::: PROVIDED TEXT :::
Training Pipeline Architecture

This document describes the complete training pipeline for nanochat, from raw text data to a deployed ChatGPT-style conversational AI model. The pipeline consists of five distinct stages, each building upon the previous one.

Pipeline Overview

graph TD A[Raw Text Data] --> B[1. Tokenizer Training] B --> C[2. Base Pretraining] C --> D[3. Mid-training] D --> E[4. Supervised Fine-tuning] E --> F[5. Reinforcement Learning] F --> G[Web Deployment] C --> C1[Base Model Evaluation] D --> D1[Chat Capability Assessment] E --> E1[SFT Performance Metrics] F --> F1[RL Task Performance] style A fill:#e1f5fe style B fill:#f3e5f5 style C fill:#e8f5e8 style D fill:#fff3e0 style E fill:#fce4ec style F fill:#f1f8e9 style G fill:#e0f2f1

The complete pipeline can be run with the speedrun.sh script for approximately $100 on 8x H100 GPUs in ~4 hours.

Source: speedrun.sh:1-15

bash

#!/bin/bash

# This script is the "Best ChatGPT clone that $100 can buy",
# It is designed to run in ~4 hours on 8XH100 node at $3/GPU/hour.

# Example launch:
# bash speedrun.sh
# Or in screen session:
# screen -L -Logfile speedrun.log -S speedrun bash speedrun.sh

Stage 1: Tokenizer Training

The first stage trains a BPE tokenizer on ~2B characters of pretraining data with vocabulary size of 65,536 tokens.

Source: speedrun.sh:55-65

bash

# Download the first ~2B characters of pretraining dataset
python -m nanochat.dataset -n 8

# train the tokenizer with vocab size 2**16 = 65536
python -m scripts.tok_train --max_chars=2000000000 --vocab_size=65536

# evaluate the tokenizer (report compression ratio etc.)
::: DATA EXCERPTS :::
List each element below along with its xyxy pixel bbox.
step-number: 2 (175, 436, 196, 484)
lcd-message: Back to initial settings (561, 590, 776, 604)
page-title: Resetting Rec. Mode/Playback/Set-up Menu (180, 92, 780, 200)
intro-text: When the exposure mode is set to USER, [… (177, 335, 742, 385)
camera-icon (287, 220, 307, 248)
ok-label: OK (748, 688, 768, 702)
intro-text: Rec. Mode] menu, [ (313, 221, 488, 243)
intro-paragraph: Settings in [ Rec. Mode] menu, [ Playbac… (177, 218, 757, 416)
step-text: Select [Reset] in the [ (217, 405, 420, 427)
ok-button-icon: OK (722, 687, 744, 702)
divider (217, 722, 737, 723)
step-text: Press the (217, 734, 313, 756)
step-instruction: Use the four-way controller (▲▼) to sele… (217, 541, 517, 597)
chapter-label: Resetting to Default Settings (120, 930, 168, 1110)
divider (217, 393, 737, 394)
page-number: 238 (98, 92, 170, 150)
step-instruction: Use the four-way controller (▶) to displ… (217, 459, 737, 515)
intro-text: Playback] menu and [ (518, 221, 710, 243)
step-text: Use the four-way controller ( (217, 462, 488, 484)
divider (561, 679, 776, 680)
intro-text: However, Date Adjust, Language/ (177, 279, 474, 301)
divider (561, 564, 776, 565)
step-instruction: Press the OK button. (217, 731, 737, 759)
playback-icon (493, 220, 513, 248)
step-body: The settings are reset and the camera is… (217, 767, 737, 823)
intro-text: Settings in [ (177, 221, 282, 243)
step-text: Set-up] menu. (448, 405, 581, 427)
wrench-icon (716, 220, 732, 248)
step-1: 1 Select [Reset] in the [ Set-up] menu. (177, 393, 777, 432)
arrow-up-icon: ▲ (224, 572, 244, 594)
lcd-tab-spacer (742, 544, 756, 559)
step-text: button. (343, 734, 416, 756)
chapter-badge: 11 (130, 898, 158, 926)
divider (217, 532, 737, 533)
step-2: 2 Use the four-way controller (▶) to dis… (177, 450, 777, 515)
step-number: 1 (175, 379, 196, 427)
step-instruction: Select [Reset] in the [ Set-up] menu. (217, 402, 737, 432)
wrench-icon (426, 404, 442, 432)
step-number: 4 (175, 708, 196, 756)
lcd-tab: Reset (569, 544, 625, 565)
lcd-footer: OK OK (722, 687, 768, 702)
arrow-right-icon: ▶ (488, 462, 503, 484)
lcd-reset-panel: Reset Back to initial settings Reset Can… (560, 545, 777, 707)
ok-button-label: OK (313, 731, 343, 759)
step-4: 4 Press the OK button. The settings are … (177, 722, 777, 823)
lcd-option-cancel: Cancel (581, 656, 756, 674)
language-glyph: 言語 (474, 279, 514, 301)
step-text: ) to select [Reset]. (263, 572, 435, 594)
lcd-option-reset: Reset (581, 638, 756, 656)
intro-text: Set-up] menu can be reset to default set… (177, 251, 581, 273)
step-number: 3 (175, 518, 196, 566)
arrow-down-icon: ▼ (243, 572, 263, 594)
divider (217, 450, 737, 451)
:::
PROBLEMS TO SOLVE »
A) In the training pipeline page, what vocabulary size does the tokenizer trained in Stage 1 use?
B) Reproduce the part of the training pipeline page starting at "# Download the" and ending at "compression ratio etc.)".
C) Carry the training pipeline page forward from its last line.

TASK ANSWERS »
A) 65,536 tokens.

B)
# Download the first ~2B characters of pretraining dataset
python -m nanochat.dataset -n 8

# train the tokenizer with vocab size 2**16 = 65536
python -m scripts.tok_train --max_chars=2000000000 --vocab_size=65536

# evaluate the tokenizer (report compression ratio etc.)

C)
python -m scripts.tok_eval

Key Features

GPT-4 style regex splitting with byte fallback
Special tokens for conversation structure and tool use
Compression evaluation to validate tokenizer quality

Stage 2: Base Pretraining

Base pretraining creates a language model from scratch using the distributed data loader and modern training techniques.

Data Requirements

The d20 model (561M parameters) follows Chinchilla-optimal training with 20x parameter-to-token ratio:

Source: speedrun.sh:67-76

bash

# The d20 model is 561M parameters.
# Chinchilla says #tokens = 20X #params, so we need 561e6 * 20 = 11.2B tokens.
# Assume our tokenizer is 4.8 chars/token, this is 11.2B * 4.8 ~= 54B chars.
# At 250M chars/shard, this is 54B / 250M ~= 216 shards needed for pretraining.
# Round up to 240 for safety.
python -m nanochat.dataset -n 240

Training Configuration

Source: scripts/base_train.py:82-95

python

# Model kwargs are derived from the desired depth of the model
num_layers = args.depth
model_dim = args.depth * args.aspect_ratio

def find_num_heads(model_dim, target_head_dim):
    # Find num_heads that divides model_dim evenly, with head_dim closest to target.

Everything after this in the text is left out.